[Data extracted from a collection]

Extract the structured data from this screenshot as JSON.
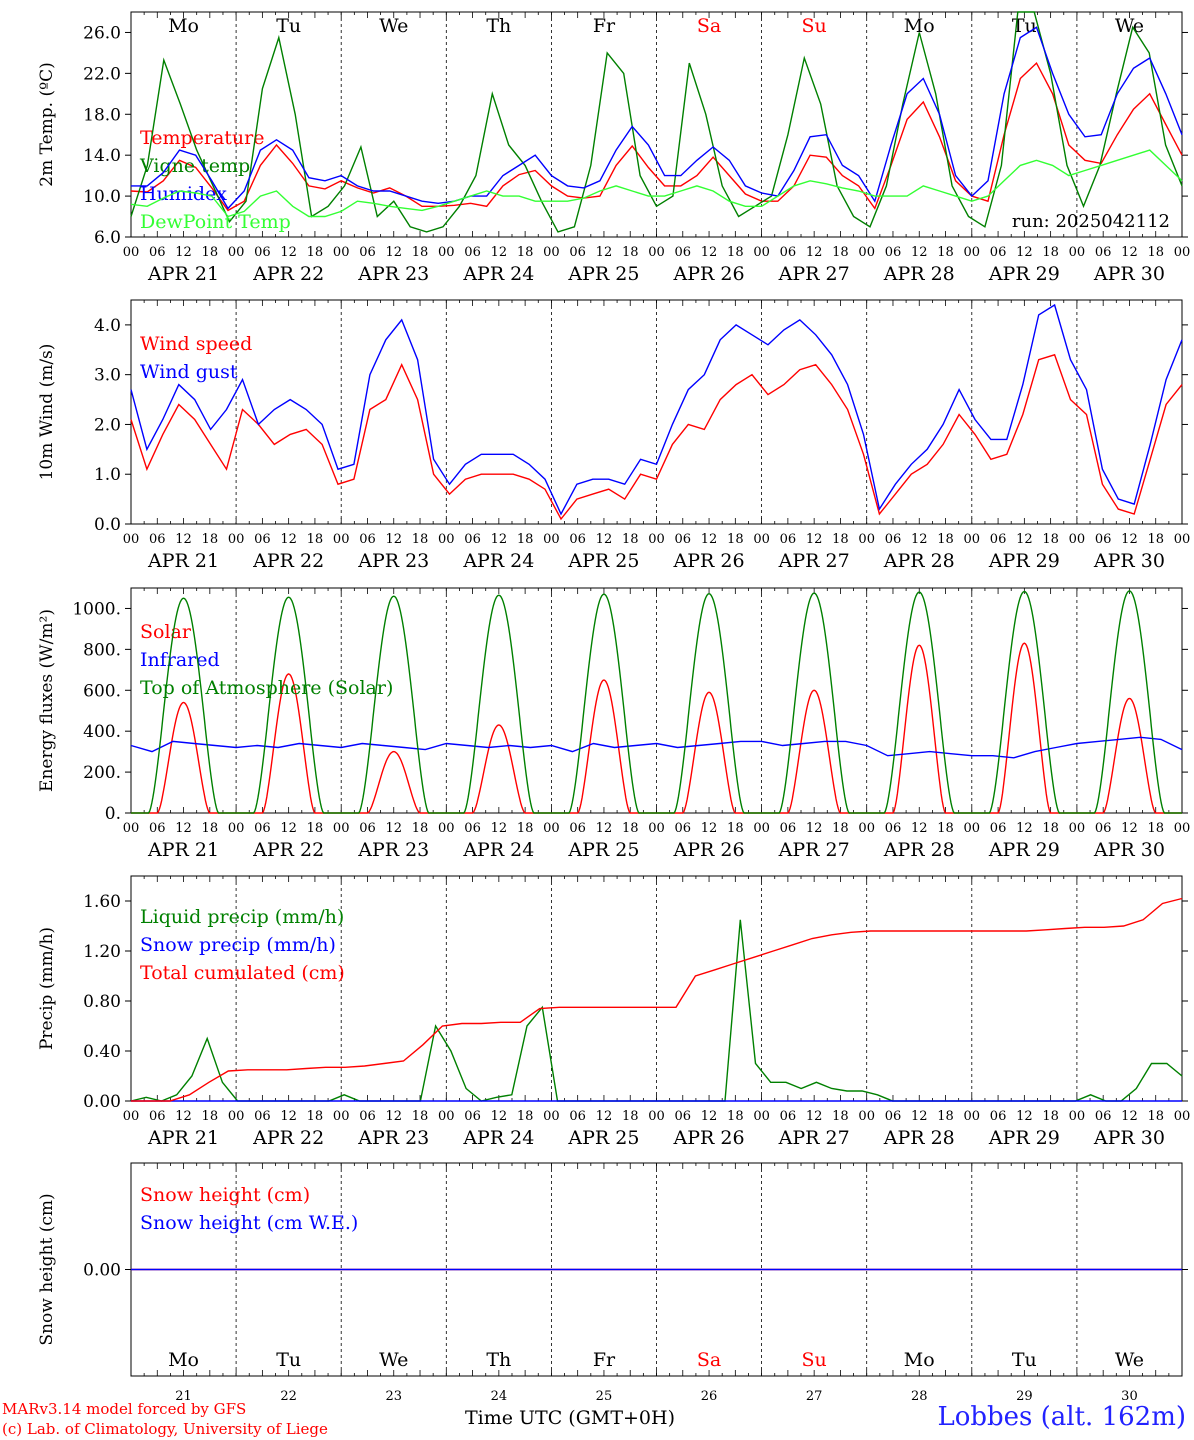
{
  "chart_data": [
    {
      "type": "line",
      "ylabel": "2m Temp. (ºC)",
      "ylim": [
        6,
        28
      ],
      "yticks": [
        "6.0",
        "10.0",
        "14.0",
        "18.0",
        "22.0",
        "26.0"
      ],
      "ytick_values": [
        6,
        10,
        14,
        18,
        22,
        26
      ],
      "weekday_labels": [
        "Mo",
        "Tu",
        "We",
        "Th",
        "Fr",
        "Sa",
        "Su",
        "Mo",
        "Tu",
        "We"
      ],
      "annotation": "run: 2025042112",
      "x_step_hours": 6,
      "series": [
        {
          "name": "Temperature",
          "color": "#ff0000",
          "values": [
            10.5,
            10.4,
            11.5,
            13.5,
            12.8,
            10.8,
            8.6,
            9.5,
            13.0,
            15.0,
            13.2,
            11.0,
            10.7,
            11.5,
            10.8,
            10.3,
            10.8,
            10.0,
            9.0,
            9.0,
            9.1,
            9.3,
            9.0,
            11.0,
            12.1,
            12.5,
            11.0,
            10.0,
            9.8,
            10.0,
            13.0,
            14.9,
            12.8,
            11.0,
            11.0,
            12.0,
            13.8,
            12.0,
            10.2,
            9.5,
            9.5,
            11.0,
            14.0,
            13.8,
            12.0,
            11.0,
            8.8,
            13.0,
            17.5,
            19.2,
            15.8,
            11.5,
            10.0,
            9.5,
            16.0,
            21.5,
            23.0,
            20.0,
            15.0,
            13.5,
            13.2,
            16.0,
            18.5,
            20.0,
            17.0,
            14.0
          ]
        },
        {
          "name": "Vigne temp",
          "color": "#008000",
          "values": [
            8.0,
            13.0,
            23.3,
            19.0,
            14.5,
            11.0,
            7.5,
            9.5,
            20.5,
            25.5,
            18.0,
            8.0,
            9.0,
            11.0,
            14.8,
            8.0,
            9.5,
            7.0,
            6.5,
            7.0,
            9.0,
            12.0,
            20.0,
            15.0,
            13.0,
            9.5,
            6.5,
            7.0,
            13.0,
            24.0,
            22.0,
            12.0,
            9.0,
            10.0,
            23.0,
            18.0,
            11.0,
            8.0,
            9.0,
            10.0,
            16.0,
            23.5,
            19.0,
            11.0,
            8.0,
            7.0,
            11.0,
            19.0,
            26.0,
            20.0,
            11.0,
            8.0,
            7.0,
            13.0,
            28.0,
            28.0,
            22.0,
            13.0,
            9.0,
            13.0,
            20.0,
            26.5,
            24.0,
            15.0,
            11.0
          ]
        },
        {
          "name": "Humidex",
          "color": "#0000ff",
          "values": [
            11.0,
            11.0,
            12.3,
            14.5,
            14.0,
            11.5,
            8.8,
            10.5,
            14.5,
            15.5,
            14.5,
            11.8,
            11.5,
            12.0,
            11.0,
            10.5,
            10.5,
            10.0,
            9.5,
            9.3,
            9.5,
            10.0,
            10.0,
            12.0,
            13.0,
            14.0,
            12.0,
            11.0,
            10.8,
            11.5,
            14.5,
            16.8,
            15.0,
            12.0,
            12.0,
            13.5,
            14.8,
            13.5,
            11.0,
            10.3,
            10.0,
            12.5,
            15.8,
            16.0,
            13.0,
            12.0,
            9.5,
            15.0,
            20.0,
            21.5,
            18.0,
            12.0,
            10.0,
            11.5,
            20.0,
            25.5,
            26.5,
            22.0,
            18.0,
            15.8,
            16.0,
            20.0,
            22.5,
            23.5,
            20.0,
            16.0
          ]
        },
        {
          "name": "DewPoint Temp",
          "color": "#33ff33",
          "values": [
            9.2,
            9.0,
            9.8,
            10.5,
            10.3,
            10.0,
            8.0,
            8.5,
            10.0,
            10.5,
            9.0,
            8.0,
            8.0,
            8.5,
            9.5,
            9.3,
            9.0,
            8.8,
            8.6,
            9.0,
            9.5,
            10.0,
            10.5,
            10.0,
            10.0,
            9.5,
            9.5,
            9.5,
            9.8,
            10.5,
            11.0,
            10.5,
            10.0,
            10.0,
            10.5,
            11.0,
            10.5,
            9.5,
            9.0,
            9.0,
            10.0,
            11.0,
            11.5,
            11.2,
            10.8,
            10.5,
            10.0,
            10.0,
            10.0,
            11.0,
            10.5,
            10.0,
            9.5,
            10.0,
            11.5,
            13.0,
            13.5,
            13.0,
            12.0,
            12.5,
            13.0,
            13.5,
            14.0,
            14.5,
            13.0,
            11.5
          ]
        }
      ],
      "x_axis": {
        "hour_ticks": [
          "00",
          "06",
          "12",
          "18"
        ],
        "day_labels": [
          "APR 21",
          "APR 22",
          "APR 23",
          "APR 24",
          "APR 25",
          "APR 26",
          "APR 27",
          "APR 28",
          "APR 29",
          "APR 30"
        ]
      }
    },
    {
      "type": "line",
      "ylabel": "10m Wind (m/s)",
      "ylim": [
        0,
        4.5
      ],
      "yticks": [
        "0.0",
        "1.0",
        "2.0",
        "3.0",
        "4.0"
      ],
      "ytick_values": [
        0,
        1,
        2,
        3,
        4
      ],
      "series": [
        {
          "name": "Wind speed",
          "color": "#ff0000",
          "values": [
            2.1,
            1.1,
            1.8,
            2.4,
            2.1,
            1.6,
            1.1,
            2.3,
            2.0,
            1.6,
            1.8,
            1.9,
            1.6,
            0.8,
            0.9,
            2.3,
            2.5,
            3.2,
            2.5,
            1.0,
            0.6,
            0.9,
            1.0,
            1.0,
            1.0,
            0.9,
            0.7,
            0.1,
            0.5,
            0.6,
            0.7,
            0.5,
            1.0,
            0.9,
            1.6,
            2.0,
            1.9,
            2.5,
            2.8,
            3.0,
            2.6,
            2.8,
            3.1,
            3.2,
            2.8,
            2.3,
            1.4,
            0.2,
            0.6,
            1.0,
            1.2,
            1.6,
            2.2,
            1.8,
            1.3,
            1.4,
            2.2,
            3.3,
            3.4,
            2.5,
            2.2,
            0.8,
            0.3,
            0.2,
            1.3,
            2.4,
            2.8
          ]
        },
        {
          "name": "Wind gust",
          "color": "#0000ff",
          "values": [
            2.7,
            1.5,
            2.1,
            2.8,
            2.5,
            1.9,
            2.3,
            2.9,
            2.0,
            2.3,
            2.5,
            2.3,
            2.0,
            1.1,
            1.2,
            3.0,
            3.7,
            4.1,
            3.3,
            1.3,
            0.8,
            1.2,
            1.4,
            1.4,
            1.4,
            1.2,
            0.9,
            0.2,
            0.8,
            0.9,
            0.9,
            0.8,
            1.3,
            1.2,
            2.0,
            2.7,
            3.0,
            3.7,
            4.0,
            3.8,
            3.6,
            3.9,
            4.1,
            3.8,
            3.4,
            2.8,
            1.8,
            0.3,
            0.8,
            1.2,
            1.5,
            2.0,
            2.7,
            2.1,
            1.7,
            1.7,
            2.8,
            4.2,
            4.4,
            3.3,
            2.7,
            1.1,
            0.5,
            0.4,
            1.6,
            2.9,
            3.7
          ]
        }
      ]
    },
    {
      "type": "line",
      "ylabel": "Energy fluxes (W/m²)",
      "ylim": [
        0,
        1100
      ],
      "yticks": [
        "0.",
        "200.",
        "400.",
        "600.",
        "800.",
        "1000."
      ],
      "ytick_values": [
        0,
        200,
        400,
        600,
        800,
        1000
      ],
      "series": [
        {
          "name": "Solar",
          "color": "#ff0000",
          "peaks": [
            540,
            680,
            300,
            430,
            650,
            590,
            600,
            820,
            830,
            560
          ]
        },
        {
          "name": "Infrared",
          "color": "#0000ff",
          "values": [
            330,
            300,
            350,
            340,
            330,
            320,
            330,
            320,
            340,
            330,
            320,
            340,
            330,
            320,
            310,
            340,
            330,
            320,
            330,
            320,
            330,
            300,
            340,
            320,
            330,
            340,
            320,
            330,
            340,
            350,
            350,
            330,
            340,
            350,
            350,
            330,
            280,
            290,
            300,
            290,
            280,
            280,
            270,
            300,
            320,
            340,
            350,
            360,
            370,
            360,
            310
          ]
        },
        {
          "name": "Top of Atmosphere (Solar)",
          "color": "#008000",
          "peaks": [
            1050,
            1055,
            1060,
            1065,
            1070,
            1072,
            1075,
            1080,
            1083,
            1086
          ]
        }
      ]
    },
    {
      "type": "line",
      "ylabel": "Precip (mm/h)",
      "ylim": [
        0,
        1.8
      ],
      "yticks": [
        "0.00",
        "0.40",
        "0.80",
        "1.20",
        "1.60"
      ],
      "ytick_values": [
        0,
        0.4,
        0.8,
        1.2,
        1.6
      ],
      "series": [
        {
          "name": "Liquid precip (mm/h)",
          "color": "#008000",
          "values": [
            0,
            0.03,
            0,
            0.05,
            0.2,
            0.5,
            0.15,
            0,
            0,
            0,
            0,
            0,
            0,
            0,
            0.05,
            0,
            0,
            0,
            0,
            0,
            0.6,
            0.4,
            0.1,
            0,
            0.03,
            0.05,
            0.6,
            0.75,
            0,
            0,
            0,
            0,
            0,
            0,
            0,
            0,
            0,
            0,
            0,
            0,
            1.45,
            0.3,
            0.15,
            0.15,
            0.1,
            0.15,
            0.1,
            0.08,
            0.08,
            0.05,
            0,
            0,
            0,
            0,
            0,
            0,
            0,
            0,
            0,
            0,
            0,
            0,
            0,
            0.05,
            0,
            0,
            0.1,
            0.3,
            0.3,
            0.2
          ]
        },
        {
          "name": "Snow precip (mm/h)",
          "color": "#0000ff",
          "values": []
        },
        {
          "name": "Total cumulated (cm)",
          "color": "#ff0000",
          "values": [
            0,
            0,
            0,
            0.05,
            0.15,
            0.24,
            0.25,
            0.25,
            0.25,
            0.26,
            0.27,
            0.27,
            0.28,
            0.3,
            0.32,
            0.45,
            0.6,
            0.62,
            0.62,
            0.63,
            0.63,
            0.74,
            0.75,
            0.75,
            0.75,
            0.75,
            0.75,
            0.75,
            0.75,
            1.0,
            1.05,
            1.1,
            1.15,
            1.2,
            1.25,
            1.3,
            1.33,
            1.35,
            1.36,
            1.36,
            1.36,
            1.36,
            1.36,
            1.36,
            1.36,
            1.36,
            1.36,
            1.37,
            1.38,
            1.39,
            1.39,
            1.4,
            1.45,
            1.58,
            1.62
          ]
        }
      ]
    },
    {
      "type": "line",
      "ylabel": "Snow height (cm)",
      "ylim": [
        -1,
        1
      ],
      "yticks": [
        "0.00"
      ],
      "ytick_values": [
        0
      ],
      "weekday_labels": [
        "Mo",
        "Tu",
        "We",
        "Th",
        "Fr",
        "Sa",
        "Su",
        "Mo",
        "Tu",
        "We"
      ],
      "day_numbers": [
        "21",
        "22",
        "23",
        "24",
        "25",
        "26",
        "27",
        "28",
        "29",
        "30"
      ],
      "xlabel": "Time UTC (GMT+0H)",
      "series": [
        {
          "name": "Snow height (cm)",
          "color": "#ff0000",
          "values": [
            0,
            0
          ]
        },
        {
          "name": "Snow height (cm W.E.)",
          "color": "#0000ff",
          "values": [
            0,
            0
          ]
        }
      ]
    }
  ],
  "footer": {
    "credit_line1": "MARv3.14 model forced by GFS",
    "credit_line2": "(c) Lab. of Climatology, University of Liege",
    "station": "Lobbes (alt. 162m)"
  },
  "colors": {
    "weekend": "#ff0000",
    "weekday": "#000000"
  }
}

* * *

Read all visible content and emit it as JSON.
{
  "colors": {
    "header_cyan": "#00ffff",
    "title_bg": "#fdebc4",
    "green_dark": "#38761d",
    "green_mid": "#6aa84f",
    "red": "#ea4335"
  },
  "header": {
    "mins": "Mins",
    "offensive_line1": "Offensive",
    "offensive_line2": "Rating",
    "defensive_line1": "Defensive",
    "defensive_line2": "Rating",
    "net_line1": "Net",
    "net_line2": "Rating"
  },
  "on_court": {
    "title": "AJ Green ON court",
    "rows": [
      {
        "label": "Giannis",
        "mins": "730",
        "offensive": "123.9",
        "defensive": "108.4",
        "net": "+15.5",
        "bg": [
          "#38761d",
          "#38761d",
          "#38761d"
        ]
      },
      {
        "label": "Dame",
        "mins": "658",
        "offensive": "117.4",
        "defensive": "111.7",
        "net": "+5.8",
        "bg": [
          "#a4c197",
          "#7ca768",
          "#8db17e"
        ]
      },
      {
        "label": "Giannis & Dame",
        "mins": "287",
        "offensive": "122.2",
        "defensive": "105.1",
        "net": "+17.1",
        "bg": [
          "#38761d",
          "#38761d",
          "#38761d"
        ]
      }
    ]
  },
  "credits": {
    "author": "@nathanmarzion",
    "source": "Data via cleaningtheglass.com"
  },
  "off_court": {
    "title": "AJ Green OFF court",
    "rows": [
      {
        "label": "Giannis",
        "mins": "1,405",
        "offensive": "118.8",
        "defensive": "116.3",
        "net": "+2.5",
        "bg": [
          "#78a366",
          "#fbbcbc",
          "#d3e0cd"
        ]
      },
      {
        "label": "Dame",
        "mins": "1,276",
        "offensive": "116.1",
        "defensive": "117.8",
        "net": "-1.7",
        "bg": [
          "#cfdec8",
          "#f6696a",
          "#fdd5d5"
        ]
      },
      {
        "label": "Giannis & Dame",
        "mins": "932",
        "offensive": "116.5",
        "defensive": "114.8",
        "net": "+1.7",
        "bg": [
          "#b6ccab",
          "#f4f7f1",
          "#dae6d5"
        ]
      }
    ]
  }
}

...

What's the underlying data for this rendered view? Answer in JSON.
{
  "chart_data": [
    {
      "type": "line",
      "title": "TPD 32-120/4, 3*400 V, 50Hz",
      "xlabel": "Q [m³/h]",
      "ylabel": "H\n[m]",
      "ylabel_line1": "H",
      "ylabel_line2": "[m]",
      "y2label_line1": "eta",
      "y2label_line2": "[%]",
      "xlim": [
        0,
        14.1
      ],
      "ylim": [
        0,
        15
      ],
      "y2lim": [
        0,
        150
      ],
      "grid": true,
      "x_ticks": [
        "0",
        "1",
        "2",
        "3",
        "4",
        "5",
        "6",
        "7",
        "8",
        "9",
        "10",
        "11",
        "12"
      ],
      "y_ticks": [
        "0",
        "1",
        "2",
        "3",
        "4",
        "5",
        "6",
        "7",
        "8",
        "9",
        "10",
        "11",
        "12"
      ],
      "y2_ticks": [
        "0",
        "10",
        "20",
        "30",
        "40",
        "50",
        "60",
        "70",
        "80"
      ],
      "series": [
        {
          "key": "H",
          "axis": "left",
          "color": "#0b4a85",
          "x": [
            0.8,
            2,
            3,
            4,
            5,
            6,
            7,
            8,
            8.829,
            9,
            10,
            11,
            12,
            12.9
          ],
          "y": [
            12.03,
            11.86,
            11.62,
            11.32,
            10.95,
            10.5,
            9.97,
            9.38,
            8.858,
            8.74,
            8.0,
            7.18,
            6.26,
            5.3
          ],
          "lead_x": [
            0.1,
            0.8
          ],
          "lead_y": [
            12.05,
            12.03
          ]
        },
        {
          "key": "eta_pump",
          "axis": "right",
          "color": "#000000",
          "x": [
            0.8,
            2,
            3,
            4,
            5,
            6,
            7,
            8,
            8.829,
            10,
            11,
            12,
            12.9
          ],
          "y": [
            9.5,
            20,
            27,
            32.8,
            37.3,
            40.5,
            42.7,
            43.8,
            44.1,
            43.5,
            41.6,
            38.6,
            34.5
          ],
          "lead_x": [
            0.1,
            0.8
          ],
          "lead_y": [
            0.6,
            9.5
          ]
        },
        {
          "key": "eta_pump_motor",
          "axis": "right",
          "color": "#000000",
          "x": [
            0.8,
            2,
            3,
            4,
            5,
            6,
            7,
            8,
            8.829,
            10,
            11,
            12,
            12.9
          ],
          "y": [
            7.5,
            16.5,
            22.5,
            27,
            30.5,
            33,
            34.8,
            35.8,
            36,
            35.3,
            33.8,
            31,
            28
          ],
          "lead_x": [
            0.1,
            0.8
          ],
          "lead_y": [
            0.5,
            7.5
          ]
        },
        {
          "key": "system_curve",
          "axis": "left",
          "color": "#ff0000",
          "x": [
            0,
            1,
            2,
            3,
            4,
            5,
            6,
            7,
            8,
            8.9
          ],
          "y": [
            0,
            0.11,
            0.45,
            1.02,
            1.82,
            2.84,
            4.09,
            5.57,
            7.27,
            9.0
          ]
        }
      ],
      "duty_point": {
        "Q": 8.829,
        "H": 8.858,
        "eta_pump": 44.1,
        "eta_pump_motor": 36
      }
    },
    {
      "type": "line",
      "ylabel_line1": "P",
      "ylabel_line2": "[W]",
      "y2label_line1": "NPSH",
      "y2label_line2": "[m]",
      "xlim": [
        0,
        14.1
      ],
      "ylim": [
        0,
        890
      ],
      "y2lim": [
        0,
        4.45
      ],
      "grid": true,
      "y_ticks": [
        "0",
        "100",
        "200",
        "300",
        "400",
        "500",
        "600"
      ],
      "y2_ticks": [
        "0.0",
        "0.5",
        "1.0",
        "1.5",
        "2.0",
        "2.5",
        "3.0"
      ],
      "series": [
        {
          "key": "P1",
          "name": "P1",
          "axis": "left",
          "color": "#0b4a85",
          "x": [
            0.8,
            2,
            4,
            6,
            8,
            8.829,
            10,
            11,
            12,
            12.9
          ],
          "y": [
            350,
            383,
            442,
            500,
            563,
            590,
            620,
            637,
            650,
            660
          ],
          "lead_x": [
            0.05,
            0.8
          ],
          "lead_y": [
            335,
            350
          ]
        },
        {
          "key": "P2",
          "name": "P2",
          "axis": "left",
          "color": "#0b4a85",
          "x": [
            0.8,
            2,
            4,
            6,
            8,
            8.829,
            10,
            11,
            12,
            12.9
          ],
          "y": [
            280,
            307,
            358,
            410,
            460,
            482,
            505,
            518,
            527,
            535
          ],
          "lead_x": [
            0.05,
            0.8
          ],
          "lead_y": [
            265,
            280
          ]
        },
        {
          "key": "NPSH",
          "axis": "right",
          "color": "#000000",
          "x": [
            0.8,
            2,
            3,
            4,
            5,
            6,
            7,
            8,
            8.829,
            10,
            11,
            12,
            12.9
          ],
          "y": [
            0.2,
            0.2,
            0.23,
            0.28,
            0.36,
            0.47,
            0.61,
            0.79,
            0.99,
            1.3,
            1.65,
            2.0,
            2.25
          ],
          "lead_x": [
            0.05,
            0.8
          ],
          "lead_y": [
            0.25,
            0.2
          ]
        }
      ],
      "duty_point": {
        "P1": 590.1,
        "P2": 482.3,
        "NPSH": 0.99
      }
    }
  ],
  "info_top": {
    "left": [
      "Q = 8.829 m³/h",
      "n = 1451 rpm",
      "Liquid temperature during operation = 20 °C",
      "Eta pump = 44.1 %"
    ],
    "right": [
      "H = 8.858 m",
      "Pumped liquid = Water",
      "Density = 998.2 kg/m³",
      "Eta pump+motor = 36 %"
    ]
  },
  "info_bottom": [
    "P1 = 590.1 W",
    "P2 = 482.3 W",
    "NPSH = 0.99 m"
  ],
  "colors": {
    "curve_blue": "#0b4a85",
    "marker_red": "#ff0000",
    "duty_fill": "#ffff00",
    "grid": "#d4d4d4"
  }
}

■ **Problem description**: Return every line holding the word "this" from the records.

■ **Correct answer**:
Extract the structured data from this screenshot as JSON.
What's the underlying data for this rendered view? Answer in JSON.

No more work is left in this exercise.